• **EXTRACT**
# Don't know if I did was right...



## JoshC123 (Aug 11, 2013)

I found another feral on my way home. Female, brown domestic shorthair, 1-2 months old. I brought her home with the intention of keeping her, I already called her Pepper, but when we arrived home, she went crazy! She tried to attack to Lucky and the dog, hissed & scratched at me and was running and screaming around. I didn't want to get my family even more angry with me so I took her back to where I found her. I now feel bad for leaving such a young kitten behind. She's two blocks away from me so I can go back for her anytime. Was my decision in bringing her back right? What do you guys think?


Sent from Petguide.com Free App


----------



## Marcia (Dec 26, 2010)

I think I would have done the same thing in your shoes. Your family is pretty stirred up over Lux so I'd let sleeping dogs lie - or screaming kittens go back. Truly feral kittens, by definition, can be pretty crazy, but I don't think you need the stress in the family right now!!


----------



## JoshC123 (Aug 11, 2013)

• **Data listing**
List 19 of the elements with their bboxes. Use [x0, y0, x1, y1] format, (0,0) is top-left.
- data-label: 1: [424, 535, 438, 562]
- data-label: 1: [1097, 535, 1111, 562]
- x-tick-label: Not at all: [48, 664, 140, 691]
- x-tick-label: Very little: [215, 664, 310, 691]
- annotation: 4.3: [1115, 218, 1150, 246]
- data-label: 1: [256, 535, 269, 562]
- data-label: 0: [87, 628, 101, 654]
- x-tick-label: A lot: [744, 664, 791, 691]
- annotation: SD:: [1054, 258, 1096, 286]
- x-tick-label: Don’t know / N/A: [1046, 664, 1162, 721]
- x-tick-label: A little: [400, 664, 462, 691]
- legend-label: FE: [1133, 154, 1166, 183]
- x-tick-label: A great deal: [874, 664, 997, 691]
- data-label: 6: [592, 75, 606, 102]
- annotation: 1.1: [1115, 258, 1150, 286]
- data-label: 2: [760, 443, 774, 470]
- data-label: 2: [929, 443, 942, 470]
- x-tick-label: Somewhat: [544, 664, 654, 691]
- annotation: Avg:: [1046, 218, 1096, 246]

• **WHAT NEEDS TO BE DONE**
From the forum thread about the feral kitten, reproduce word for word the passage starting with "# Don't know" and going on through "you guys think?".

• **THE REPLY**
# Don't know if I did was right...



## JoshC123 (Aug 11, 2013)

I found another feral on my way home. Female, brown domestic shorthair, 1-2 months old. I brought her home with the intention of keeping her, I already called her Pepper, but when we arrived home, she went crazy! She tried to attack to Lucky and the dog, hissed & scratched at me and was running and screaming around. I didn't want to get my family even more angry with me so I took her back to where I found her. I now feel bad for leaving such a young kitten behind. She's two blocks away from me so I can go back for her anytime. Was my decision in bringing her back right? What do you guys think?